*Given instruction*
Show each line of the data below that has the string "application" in it.
------------------------------
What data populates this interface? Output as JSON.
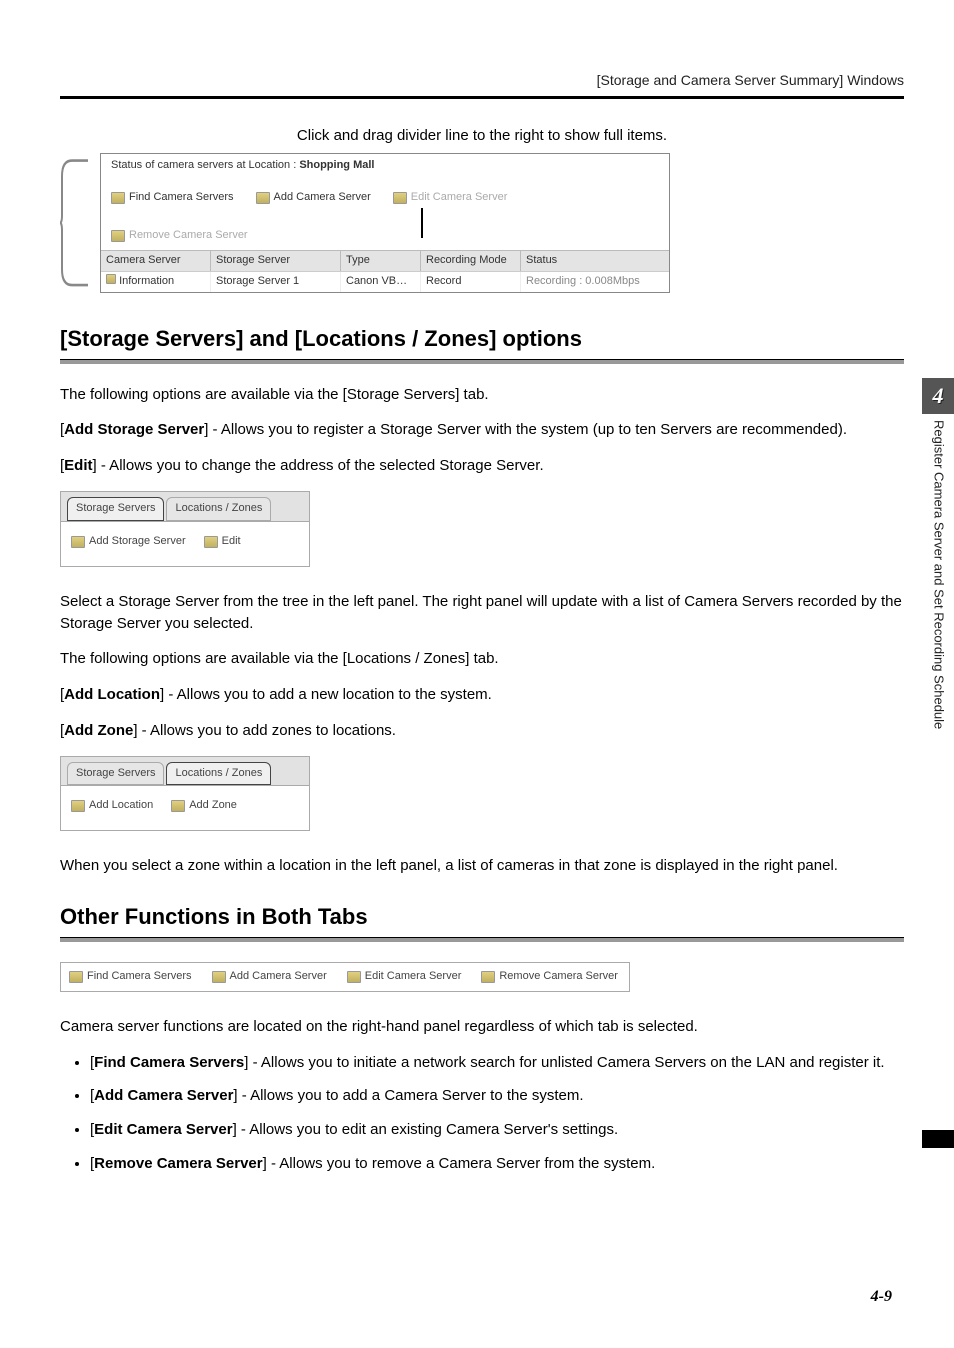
{
  "header": {
    "section_title": "[Storage and Camera Server Summary] Windows"
  },
  "fig1": {
    "caption": "Click and drag divider line to the right to show full items.",
    "status_line_prefix": "Status of camera servers at Location : ",
    "status_location": "Shopping Mall",
    "toolbar": {
      "find": "Find Camera Servers",
      "add": "Add Camera Server",
      "edit": "Edit Camera Server",
      "remove": "Remove Camera Server"
    },
    "columns": {
      "c1": "Camera Server",
      "c2": "Storage Server",
      "c3": "Type",
      "c4": "Recording Mode",
      "c5": "Status"
    },
    "row": {
      "c1": "Information",
      "c2": "Storage Server 1",
      "c3": "Canon VB…",
      "c4": "Record",
      "c5": "Recording : 0.008Mbps"
    }
  },
  "section1": {
    "title": "[Storage Servers] and [Locations / Zones] options",
    "p_intro": "The following options are available via the [Storage Servers] tab.",
    "add_storage_label": "Add Storage Server",
    "add_storage_desc": "] - Allows you to register a Storage Server with the system (up to ten Servers are recommended).",
    "edit_label": "Edit",
    "edit_desc": "] - Allows you to change the address of the selected Storage Server.",
    "fig2": {
      "tab_active": "Storage Servers",
      "tab_inactive": "Locations / Zones",
      "btn_add": "Add Storage Server",
      "btn_edit": "Edit"
    },
    "p_select": "Select a Storage Server from the tree in the left panel. The right panel will update with a list of Camera Servers recorded by the Storage Server you selected.",
    "p_loc_intro": "The following options are available via the [Locations / Zones] tab.",
    "add_location_label": "Add Location",
    "add_location_desc": "] - Allows you to add a new location to the system.",
    "add_zone_label": "Add Zone",
    "add_zone_desc": "] - Allows you to add zones to locations.",
    "fig3": {
      "tab_inactive": "Storage Servers",
      "tab_active": "Locations / Zones",
      "btn_add_location": "Add Location",
      "btn_add_zone": "Add Zone"
    },
    "p_zone_select": "When you select a zone within a location in the left panel, a list of cameras in that zone is displayed in the right panel."
  },
  "section2": {
    "title": "Other Functions in Both Tabs",
    "fig4": {
      "find": "Find Camera Servers",
      "add": "Add Camera Server",
      "edit": "Edit Camera Server",
      "remove": "Remove Camera Server"
    },
    "p_intro": "Camera server functions are located on the right-hand panel regardless of which tab is selected.",
    "items": {
      "find_label": "Find Camera Servers",
      "find_desc": "] - Allows you to initiate a network search for unlisted Camera Servers on the LAN and register it.",
      "add_label": "Add Camera Server",
      "add_desc": "] - Allows you to add a Camera Server to the system.",
      "edit_label": "Edit Camera Server",
      "edit_desc": "] - Allows you to edit an existing Camera Server's settings.",
      "remove_label": "Remove Camera Server",
      "remove_desc": "] - Allows you to remove a Camera Server from the system."
    }
  },
  "side": {
    "chapter": "4",
    "label": "Register Camera Server and Set Recording Schedule"
  },
  "footer": {
    "page": "4-9"
  }
}
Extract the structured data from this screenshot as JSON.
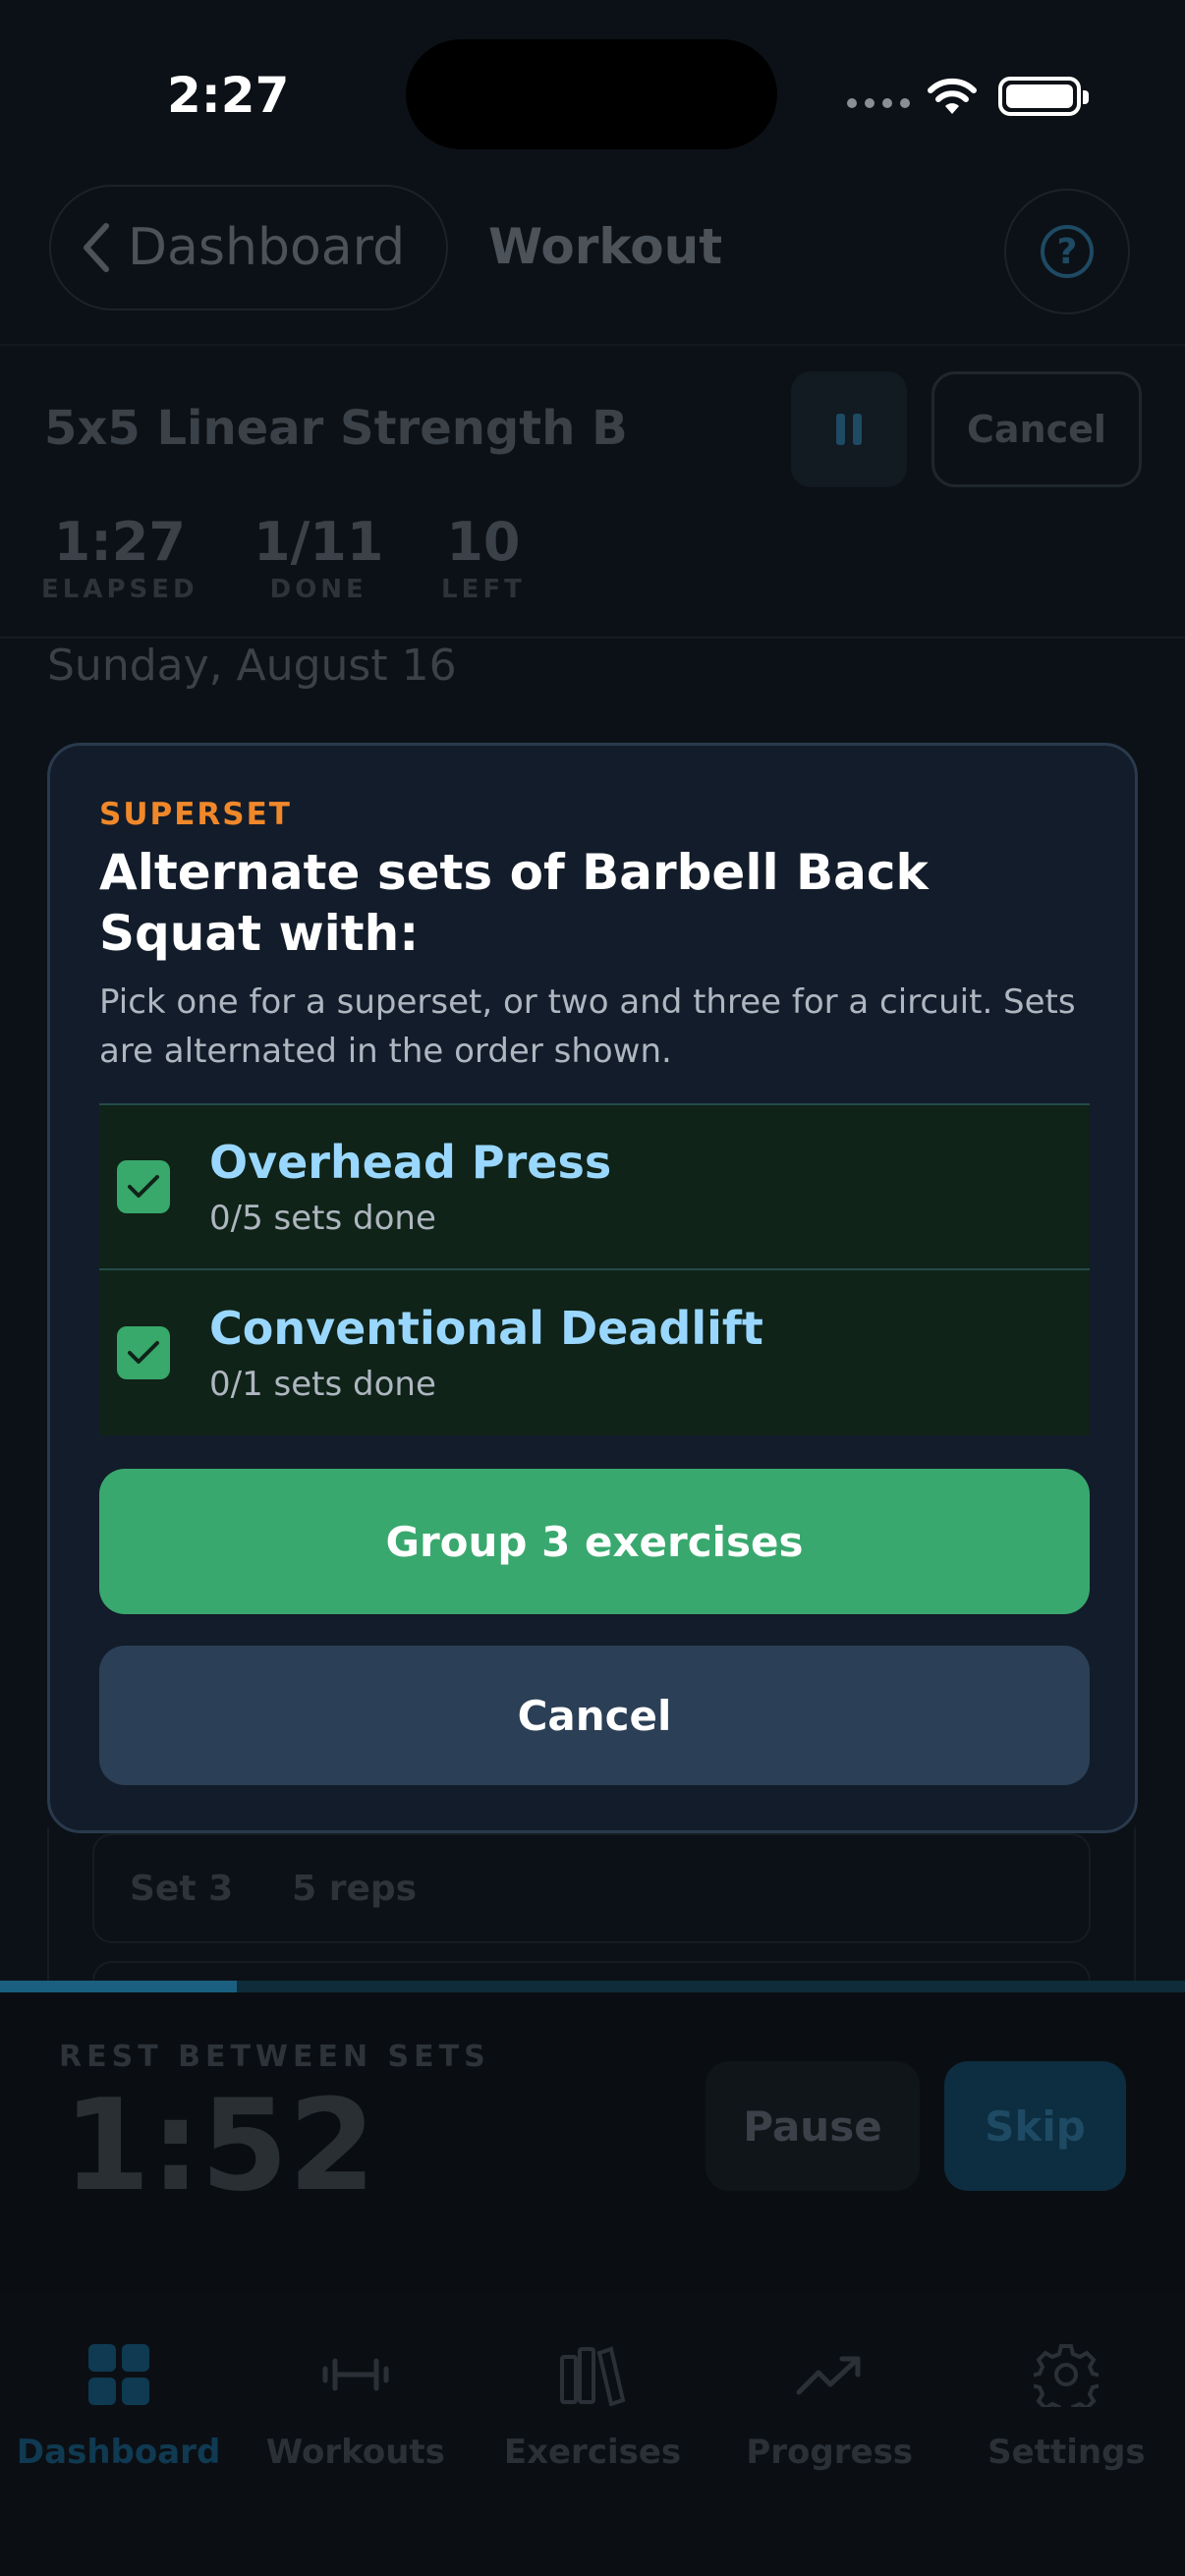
{
  "status_bar": {
    "time": "2:27"
  },
  "nav": {
    "back_label": "Dashboard",
    "title": "Workout",
    "help_icon": "question-circle-icon"
  },
  "workout": {
    "name": "5x5 Linear Strength B",
    "cancel_label": "Cancel",
    "stats": [
      {
        "value": "1:27",
        "label": "ELAPSED"
      },
      {
        "value": "1/11",
        "label": "DONE"
      },
      {
        "value": "10",
        "label": "LEFT"
      }
    ],
    "date": "Sunday, August 16",
    "set_row": {
      "set": "Set 3",
      "reps": "5 reps"
    }
  },
  "rest": {
    "label": "REST BETWEEN SETS",
    "time": "1:52",
    "progress_fraction": 0.2,
    "pause_label": "Pause",
    "skip_label": "Skip"
  },
  "modal": {
    "eyebrow": "SUPERSET",
    "title": "Alternate sets of Barbell Back Squat with:",
    "description": "Pick one for a superset, or two and three for a circuit. Sets are alternated in the order shown.",
    "options": [
      {
        "name": "Overhead Press",
        "sub": "0/5 sets done",
        "checked": true
      },
      {
        "name": "Conventional Deadlift",
        "sub": "0/1 sets done",
        "checked": true
      }
    ],
    "primary_label": "Group 3 exercises",
    "cancel_label": "Cancel"
  },
  "tabs": [
    {
      "label": "Dashboard",
      "icon": "grid-icon",
      "active": true
    },
    {
      "label": "Workouts",
      "icon": "dumbbell-icon",
      "active": false
    },
    {
      "label": "Exercises",
      "icon": "books-icon",
      "active": false
    },
    {
      "label": "Progress",
      "icon": "trend-up-icon",
      "active": false
    },
    {
      "label": "Settings",
      "icon": "gear-icon",
      "active": false
    }
  ],
  "colors": {
    "accent_orange": "#f0882a",
    "primary_green": "#39a86e",
    "option_name_blue": "#9ad7ff",
    "modal_bg": "#131c2a"
  }
}
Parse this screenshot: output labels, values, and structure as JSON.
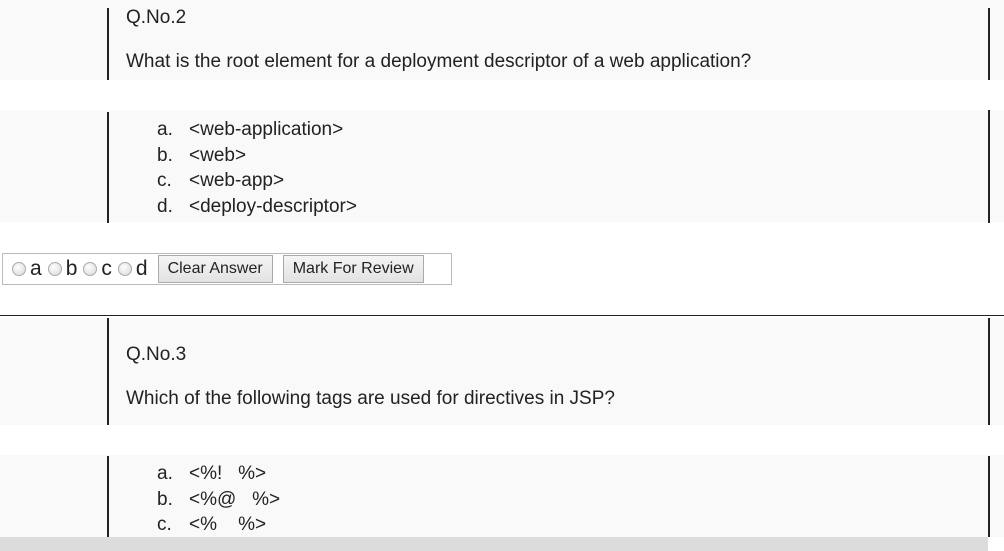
{
  "questions": [
    {
      "number": "Q.No.2",
      "text": "What is the root element for a deployment descriptor of a web application?",
      "options": [
        {
          "letter": "a.",
          "text": "<web-application>"
        },
        {
          "letter": "b.",
          "text": "<web>"
        },
        {
          "letter": "c.",
          "text": "<web-app>"
        },
        {
          "letter": "d.",
          "text": "<deploy-descriptor>"
        }
      ]
    },
    {
      "number": "Q.No.3",
      "text": "Which of the following tags are used for directives in JSP?",
      "options": [
        {
          "letter": "a.",
          "text": "<%!   %>"
        },
        {
          "letter": "b.",
          "text": "<%@   %>"
        },
        {
          "letter": "c.",
          "text": "<%    %>"
        }
      ]
    }
  ],
  "answer_bar": {
    "choices": [
      "a",
      "b",
      "c",
      "d"
    ],
    "clear_label": "Clear Answer",
    "review_label": "Mark For Review"
  }
}
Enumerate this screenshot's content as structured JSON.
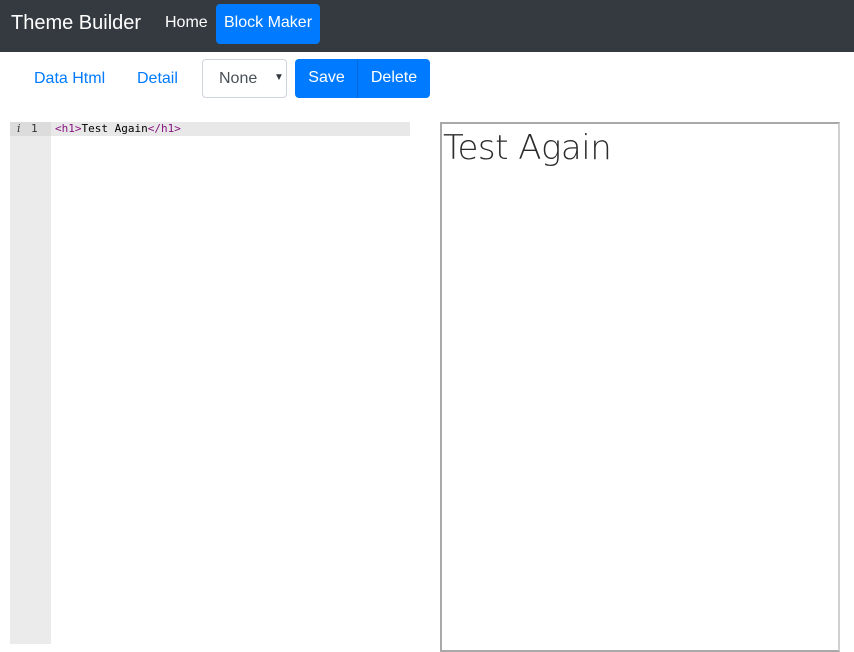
{
  "navbar": {
    "brand": "Theme Builder",
    "links": [
      {
        "label": "Home",
        "active": false
      },
      {
        "label": "Block Maker",
        "active": true
      }
    ]
  },
  "toolbar": {
    "tabs": [
      {
        "label": "Data Html"
      },
      {
        "label": "Detail"
      }
    ],
    "select": {
      "value": "None"
    },
    "save_label": "Save",
    "delete_label": "Delete"
  },
  "editor": {
    "lines": [
      {
        "number": "1",
        "open_tag": "<h1>",
        "text": "Test Again",
        "close_tag": "</h1>"
      }
    ]
  },
  "preview": {
    "heading": "Test Again"
  },
  "colors": {
    "navbar_bg": "#343a40",
    "accent": "#007bff",
    "tag": "#881280"
  }
}
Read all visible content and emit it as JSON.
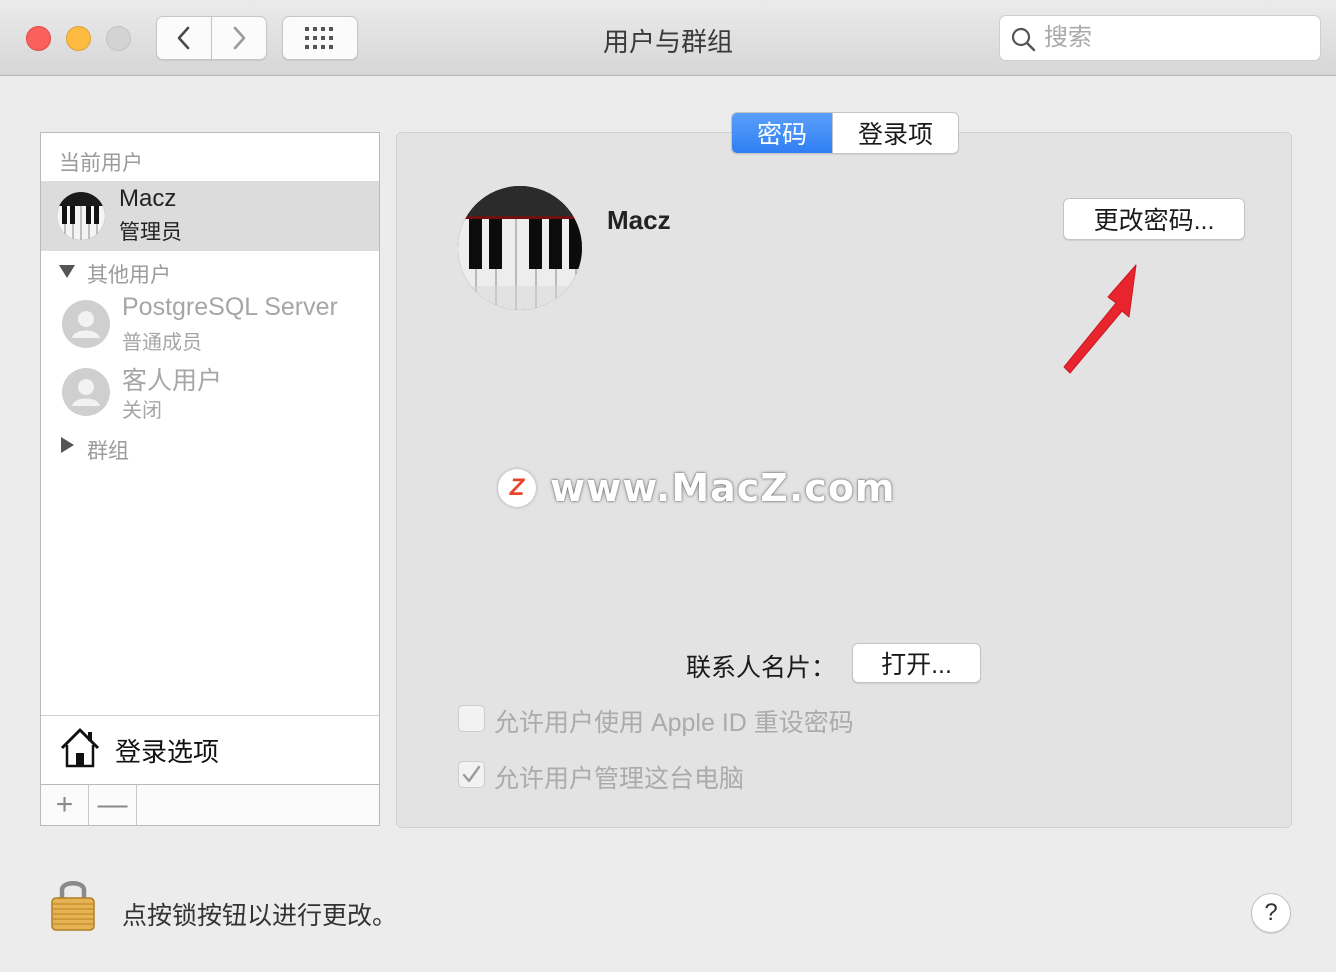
------------------------------
*Completed task*
      "text": "What is the root element for a deployment descriptor of a web application?",
          "text": "<web-application>"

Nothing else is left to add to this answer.